THE TASK:
Write the number of lines holding the word "JSON", and nothing else.
[start RECORDED DATA]
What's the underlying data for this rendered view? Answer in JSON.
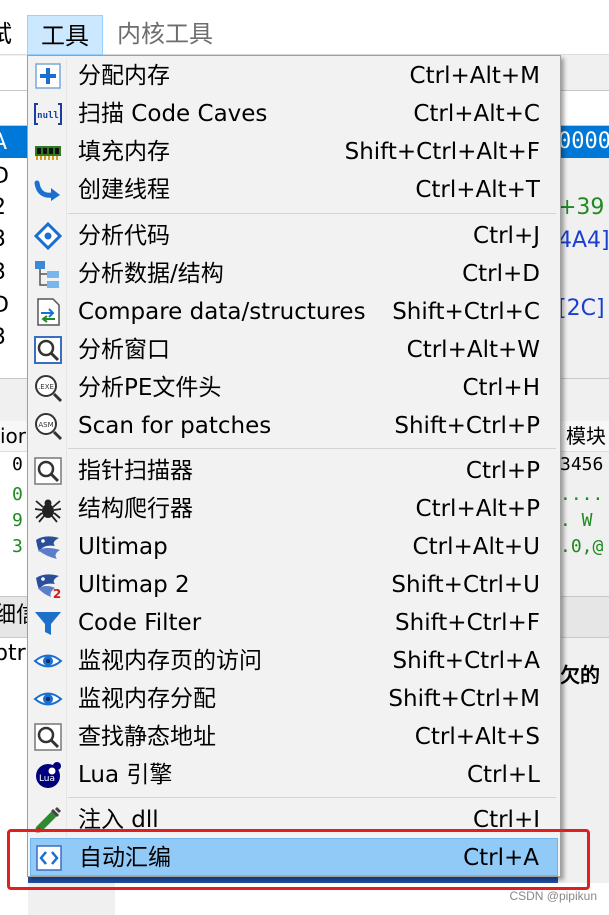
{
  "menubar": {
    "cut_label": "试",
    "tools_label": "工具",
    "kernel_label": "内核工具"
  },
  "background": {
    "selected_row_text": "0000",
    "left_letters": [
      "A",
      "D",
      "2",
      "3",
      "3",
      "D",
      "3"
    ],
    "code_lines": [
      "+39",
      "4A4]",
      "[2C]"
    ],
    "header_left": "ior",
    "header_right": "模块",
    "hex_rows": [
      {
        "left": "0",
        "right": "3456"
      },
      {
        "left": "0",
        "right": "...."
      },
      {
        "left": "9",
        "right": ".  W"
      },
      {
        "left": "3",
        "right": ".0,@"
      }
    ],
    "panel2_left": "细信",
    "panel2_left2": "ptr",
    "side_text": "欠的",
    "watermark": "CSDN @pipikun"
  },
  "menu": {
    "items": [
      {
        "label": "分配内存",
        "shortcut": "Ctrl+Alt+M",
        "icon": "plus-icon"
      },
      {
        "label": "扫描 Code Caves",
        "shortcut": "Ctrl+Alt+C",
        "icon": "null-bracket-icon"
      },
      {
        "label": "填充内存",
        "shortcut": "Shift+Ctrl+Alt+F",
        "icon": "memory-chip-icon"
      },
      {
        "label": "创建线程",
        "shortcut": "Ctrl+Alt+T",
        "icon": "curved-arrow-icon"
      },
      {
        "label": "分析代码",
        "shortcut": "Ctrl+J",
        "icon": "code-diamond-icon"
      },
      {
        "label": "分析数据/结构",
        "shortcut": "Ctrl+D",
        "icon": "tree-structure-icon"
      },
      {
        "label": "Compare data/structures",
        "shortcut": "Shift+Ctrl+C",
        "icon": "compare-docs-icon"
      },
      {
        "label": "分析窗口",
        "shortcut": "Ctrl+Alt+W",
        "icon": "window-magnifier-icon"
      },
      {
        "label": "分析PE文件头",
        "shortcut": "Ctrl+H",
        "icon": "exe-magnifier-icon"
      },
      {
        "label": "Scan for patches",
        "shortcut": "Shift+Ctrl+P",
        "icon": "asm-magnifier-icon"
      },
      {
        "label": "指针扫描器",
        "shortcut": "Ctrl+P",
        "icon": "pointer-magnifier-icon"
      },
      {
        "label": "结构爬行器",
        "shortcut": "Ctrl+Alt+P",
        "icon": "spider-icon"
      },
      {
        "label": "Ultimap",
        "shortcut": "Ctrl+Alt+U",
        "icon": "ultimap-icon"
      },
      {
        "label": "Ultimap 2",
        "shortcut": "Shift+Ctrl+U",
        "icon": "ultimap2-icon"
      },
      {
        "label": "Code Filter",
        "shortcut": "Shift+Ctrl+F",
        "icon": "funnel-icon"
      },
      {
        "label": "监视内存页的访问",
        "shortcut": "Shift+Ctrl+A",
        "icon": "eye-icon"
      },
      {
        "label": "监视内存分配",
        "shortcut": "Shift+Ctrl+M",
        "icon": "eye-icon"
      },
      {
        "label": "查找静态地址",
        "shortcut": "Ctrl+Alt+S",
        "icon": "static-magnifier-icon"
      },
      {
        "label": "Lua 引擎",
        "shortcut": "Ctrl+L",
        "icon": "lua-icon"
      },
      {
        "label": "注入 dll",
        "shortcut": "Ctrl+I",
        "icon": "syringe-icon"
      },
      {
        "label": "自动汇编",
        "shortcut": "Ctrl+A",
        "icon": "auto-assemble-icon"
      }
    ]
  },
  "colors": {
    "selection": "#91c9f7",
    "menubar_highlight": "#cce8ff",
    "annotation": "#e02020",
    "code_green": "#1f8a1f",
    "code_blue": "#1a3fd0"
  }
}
[end RECORDED DATA]
[start RECORDED DATA]
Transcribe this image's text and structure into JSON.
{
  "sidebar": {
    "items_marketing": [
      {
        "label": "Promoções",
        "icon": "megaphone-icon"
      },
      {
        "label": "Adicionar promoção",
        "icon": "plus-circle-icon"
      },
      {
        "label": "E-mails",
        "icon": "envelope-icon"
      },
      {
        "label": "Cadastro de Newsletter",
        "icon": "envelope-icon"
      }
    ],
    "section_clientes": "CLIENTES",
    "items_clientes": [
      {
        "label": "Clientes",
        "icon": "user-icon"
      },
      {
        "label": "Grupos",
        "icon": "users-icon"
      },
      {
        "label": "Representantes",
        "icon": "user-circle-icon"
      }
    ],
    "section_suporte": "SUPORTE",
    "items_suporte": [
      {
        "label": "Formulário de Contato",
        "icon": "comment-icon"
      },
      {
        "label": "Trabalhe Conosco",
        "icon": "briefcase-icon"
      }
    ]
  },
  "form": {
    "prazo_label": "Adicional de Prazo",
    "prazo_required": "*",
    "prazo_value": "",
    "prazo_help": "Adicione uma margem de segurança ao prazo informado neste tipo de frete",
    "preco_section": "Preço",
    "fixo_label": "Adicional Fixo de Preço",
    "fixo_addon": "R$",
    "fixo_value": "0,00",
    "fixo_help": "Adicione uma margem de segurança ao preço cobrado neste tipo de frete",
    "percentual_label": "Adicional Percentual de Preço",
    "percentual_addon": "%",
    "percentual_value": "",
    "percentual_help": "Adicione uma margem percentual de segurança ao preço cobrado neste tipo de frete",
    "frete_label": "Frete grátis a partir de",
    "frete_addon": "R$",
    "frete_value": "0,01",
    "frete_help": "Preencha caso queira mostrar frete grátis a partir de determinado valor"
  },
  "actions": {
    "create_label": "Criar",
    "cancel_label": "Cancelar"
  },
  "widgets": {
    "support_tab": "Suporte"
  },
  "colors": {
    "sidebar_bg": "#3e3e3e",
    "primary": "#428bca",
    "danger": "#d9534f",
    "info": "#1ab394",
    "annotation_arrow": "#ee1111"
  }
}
[end RECORDED DATA]
[start RECORDED DATA]
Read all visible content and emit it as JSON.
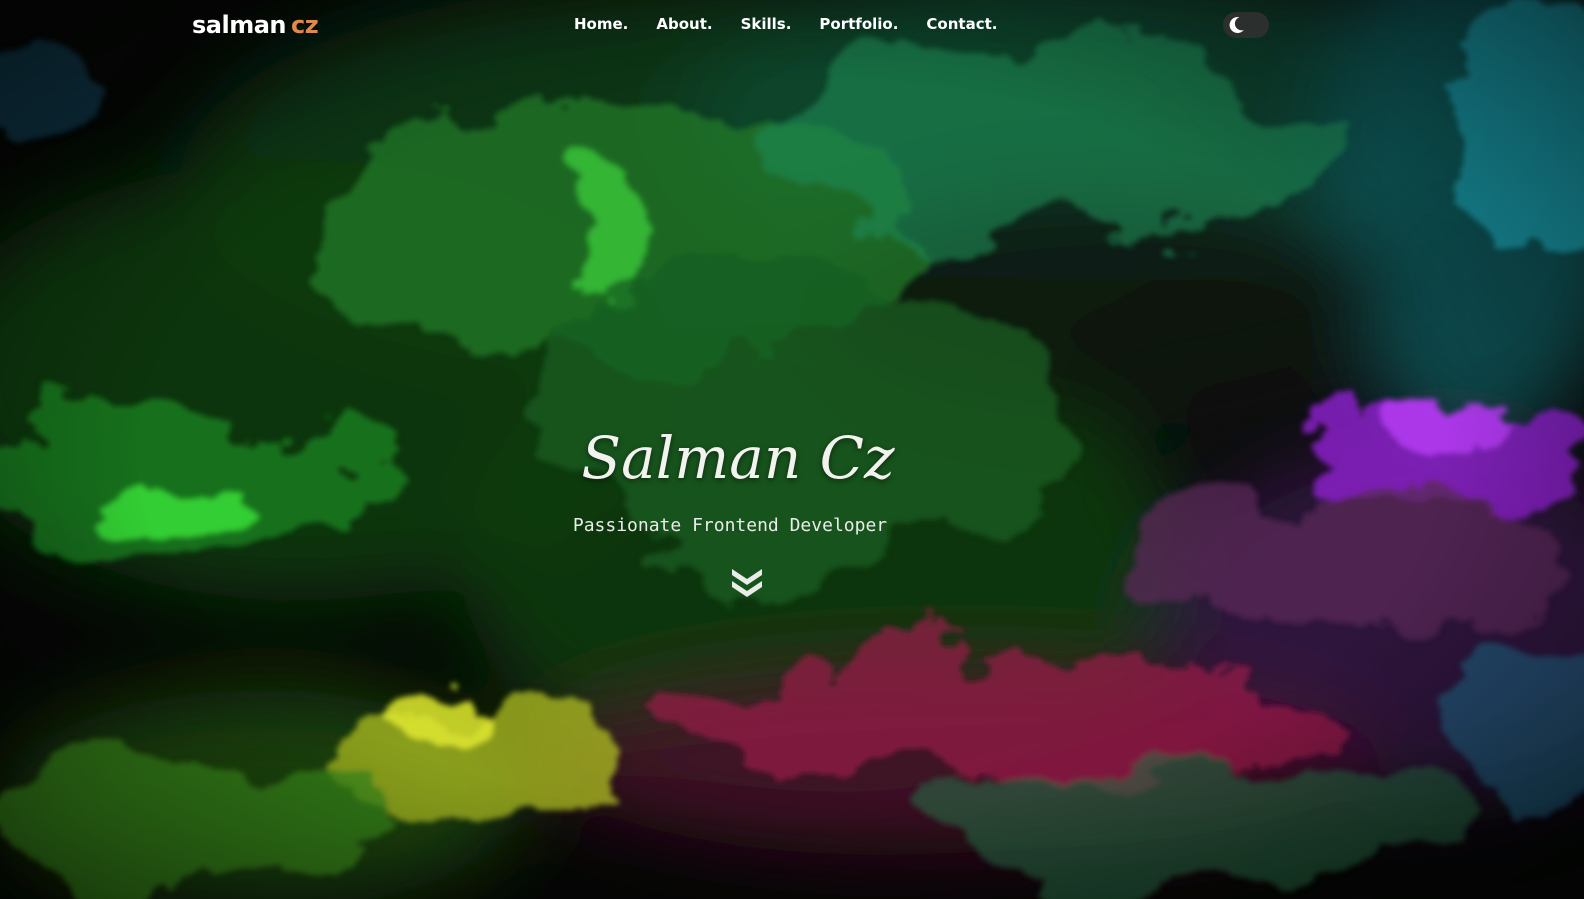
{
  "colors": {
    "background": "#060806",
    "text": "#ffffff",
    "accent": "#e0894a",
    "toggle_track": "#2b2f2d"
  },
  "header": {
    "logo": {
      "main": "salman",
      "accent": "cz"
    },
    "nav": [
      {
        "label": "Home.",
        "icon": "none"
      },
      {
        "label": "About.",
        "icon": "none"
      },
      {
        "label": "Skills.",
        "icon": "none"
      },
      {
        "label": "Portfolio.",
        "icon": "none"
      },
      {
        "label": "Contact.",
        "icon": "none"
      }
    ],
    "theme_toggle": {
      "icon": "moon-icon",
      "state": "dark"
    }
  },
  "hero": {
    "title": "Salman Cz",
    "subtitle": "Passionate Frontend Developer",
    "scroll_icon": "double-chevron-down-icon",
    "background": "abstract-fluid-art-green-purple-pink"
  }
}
[end RECORDED DATA]
EXERCISE ANSWER:
3